--- What is asked ---
For each line of the data below that holds "phẩm", copy the line.

--- Extracted records ---

+ + + + +

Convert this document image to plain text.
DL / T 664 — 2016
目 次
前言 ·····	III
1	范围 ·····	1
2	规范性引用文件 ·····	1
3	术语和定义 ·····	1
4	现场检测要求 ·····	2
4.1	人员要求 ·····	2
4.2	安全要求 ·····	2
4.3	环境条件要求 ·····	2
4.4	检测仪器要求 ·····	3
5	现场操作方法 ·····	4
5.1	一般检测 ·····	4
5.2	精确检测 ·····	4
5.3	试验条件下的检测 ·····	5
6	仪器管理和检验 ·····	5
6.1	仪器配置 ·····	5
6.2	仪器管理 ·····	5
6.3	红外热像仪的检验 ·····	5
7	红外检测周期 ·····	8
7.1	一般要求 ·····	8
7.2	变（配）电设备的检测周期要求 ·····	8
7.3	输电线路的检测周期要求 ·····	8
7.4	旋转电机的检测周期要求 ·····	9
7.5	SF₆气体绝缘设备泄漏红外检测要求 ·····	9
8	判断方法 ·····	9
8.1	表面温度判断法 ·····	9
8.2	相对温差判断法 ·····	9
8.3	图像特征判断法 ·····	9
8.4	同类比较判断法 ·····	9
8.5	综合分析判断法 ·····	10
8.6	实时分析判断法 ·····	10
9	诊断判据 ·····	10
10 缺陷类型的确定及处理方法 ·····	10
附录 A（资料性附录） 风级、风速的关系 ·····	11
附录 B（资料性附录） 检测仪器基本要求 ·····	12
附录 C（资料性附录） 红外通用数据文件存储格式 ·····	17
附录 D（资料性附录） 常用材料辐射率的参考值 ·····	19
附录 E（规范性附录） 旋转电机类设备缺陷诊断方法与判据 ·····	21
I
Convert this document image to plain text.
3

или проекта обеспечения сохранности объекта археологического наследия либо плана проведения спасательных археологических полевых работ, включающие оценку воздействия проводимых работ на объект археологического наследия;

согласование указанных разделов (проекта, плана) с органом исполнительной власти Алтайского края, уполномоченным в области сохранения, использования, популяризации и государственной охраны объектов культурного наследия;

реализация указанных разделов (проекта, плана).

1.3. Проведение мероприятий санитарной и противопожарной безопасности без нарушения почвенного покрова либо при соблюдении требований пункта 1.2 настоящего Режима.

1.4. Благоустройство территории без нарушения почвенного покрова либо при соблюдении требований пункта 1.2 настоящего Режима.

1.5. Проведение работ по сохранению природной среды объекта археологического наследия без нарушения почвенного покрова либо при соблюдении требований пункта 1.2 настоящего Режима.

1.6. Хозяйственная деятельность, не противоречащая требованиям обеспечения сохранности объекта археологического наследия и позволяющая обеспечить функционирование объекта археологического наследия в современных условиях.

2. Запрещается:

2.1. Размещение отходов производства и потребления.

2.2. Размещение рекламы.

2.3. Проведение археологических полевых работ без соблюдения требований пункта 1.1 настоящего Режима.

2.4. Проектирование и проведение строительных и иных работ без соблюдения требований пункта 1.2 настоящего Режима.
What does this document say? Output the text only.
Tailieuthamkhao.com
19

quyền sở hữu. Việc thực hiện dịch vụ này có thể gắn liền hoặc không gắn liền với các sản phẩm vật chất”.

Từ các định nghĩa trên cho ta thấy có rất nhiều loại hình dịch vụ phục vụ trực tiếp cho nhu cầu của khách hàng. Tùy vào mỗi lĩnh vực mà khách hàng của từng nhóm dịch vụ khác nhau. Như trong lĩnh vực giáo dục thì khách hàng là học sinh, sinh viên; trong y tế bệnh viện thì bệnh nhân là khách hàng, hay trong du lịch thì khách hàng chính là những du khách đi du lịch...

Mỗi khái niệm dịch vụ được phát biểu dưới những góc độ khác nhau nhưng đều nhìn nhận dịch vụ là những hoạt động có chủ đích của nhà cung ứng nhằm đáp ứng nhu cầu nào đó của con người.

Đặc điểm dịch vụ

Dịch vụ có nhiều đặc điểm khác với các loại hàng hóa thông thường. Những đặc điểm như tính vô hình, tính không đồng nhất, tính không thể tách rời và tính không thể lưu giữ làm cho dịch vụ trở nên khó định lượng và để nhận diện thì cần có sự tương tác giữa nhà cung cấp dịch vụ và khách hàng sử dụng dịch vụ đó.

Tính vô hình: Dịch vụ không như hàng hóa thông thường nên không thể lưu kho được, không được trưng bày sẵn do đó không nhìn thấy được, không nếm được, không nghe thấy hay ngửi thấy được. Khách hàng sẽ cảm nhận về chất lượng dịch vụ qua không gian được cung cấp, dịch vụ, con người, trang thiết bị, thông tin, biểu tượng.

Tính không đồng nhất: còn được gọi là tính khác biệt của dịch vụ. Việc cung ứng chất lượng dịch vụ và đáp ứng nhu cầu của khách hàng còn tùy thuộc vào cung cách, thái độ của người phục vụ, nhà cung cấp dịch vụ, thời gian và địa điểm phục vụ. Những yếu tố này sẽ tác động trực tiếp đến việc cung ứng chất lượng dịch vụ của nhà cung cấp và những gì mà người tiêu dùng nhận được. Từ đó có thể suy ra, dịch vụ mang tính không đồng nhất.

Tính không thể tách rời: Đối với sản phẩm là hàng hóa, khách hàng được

+ + + + +

--- Exercise response ---
quyền sở hữu. Việc thực hiện dịch vụ này có thể gắn liền hoặc không gắn liền với các sản phẩm vật chất”.
Tính không thể tách rời: Đối với sản phẩm là hàng hóa, khách hàng được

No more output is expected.